BRIEF: Copy nothing but the lines running from the one containing "Read all visible content and emit it as JSON." through the end of the listing below. Drop the pictures.

[Records from a collection]
------------

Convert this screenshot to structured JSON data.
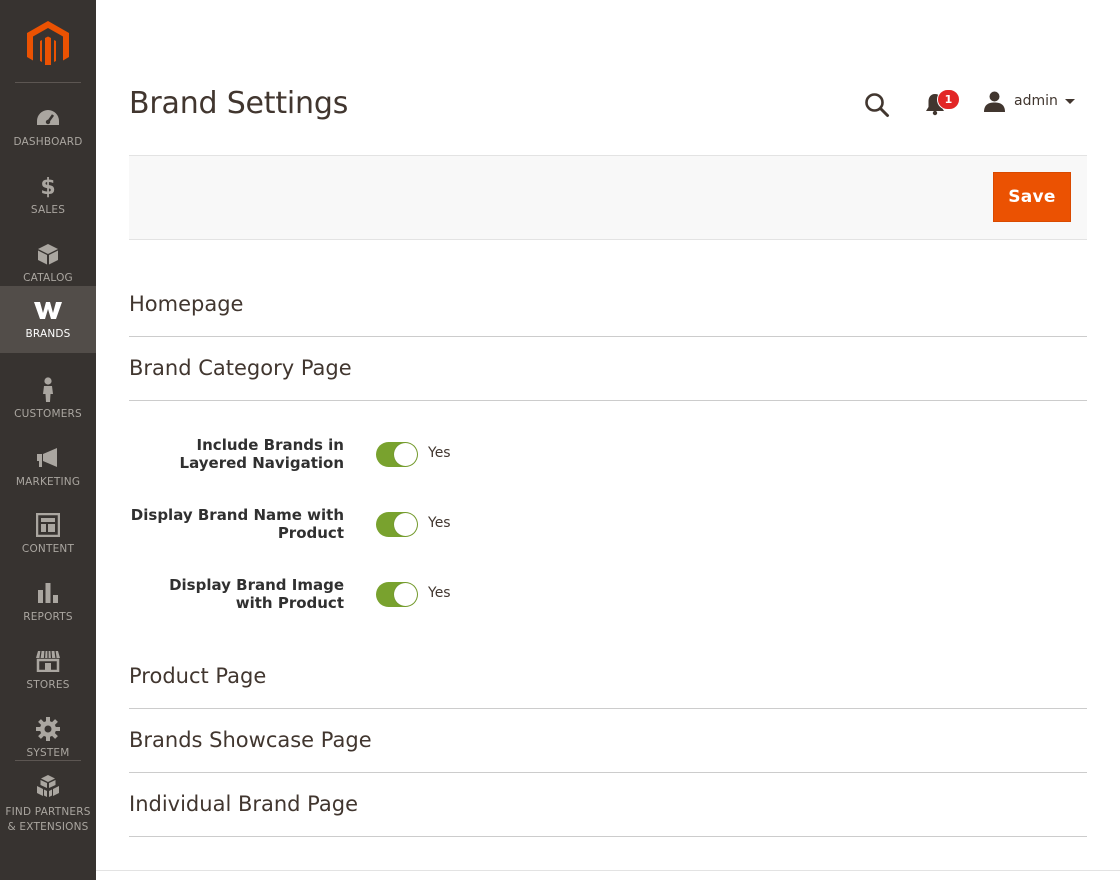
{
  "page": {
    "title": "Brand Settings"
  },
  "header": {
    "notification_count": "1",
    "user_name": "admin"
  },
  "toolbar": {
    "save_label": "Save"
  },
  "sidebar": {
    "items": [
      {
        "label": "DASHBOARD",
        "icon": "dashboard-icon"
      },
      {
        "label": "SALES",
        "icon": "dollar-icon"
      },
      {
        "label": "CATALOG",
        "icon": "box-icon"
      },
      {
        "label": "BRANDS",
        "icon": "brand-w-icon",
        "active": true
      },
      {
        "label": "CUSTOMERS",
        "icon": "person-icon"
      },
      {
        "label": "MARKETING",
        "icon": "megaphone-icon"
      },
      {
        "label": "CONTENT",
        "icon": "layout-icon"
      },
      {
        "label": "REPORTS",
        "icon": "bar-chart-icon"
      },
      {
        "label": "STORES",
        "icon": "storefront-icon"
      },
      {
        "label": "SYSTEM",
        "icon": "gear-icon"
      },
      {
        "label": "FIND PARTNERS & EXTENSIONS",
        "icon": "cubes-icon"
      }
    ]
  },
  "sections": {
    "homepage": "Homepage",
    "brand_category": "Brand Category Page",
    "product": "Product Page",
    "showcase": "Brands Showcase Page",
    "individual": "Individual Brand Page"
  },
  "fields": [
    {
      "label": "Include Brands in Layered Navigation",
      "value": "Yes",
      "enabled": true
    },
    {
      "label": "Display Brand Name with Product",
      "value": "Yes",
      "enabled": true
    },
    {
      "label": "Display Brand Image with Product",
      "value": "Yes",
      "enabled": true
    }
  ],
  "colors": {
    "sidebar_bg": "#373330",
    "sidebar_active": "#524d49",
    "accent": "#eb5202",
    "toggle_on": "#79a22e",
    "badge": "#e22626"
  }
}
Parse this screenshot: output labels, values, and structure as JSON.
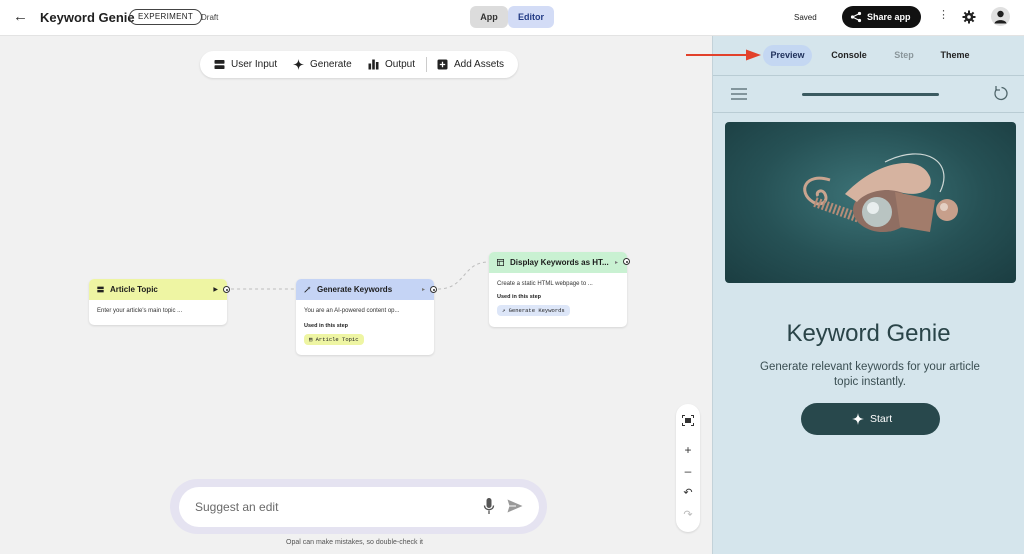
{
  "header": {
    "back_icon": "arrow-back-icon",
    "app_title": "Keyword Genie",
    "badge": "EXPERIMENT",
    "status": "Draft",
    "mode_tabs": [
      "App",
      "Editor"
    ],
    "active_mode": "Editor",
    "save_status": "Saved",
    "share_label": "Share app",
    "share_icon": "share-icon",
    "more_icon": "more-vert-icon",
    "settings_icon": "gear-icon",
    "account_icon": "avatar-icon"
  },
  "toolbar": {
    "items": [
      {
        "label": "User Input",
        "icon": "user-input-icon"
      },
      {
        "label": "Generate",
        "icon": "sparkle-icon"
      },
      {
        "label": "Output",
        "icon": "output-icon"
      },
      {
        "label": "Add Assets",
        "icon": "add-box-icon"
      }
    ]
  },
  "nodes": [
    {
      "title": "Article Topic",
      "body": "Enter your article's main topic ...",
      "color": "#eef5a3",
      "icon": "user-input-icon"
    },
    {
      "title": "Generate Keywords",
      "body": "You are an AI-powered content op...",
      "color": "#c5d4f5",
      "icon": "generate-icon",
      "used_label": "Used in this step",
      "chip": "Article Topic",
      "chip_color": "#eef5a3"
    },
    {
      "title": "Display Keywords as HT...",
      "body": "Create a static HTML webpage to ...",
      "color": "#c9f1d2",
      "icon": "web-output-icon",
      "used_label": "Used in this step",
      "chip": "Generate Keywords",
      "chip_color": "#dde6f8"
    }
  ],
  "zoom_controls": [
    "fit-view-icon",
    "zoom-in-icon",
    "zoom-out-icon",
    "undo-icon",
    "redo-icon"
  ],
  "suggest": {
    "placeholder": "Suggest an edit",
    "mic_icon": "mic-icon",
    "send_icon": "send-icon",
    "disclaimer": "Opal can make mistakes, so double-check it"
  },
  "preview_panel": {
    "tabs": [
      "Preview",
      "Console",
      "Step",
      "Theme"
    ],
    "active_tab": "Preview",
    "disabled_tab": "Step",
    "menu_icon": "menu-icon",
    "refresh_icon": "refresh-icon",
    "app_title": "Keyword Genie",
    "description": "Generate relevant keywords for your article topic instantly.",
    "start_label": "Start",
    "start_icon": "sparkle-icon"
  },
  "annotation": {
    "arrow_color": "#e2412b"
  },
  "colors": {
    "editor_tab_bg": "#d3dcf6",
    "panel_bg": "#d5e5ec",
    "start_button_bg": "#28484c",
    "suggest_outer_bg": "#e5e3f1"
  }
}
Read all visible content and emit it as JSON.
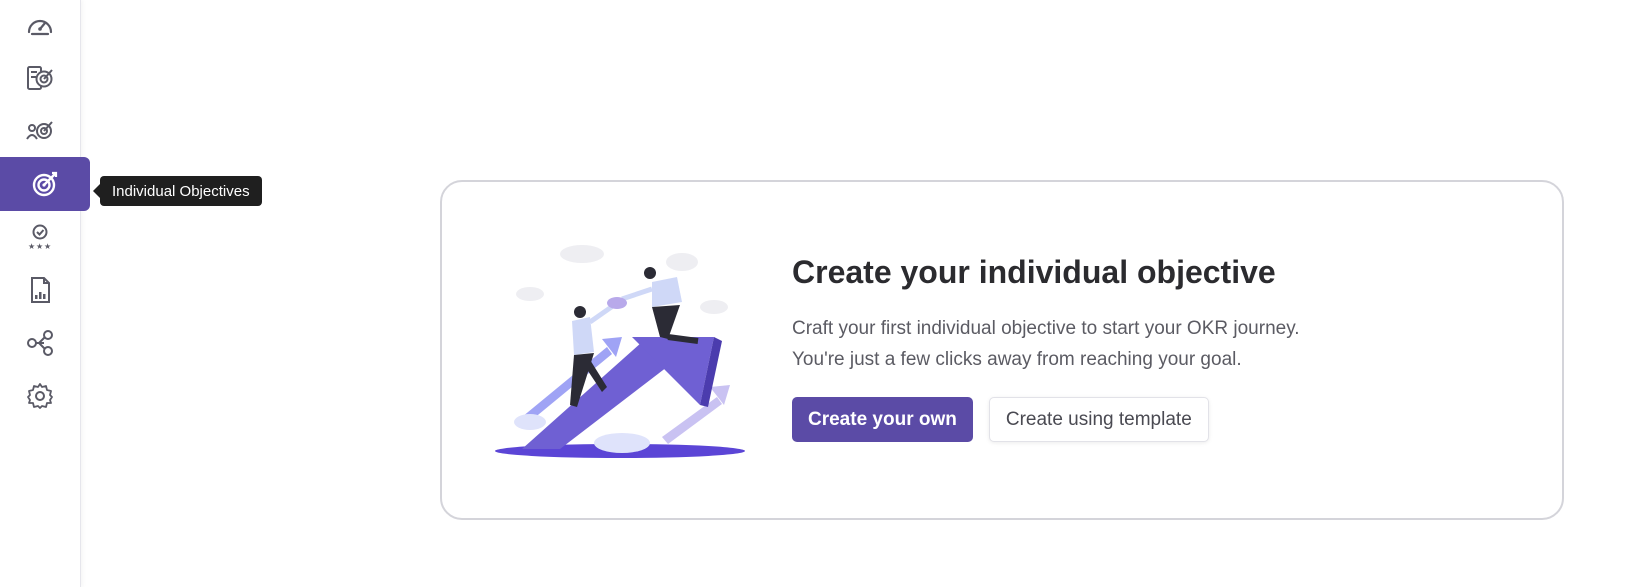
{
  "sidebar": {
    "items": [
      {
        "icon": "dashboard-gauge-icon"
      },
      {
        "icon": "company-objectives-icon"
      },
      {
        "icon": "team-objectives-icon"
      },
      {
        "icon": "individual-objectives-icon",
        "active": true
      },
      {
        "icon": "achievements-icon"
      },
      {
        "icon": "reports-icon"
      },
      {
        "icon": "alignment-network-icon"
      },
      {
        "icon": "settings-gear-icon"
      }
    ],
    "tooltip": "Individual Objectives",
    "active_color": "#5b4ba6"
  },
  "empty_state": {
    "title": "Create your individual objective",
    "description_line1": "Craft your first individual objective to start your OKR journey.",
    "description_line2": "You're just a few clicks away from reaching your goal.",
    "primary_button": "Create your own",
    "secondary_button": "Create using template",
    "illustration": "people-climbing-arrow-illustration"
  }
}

------------

SOLUTION TO THE PROBLEM:
Read all visible content and emit it as JSON.
{
  "sidebar": {
    "items": [
      {
        "icon": "dashboard-gauge-icon"
      },
      {
        "icon": "company-objectives-icon"
      },
      {
        "icon": "team-objectives-icon"
      },
      {
        "icon": "individual-objectives-icon",
        "active": true
      },
      {
        "icon": "achievements-icon"
      },
      {
        "icon": "reports-icon"
      },
      {
        "icon": "alignment-network-icon"
      },
      {
        "icon": "settings-gear-icon"
      }
    ],
    "tooltip": "Individual Objectives",
    "active_color": "#5b4ba6"
  },
  "empty_state": {
    "title": "Create your individual objective",
    "description_line1": "Craft your first individual objective to start your OKR journey.",
    "description_line2": "You're just a few clicks away from reaching your goal.",
    "primary_button": "Create your own",
    "secondary_button": "Create using template",
    "illustration": "people-climbing-arrow-illustration"
  }
}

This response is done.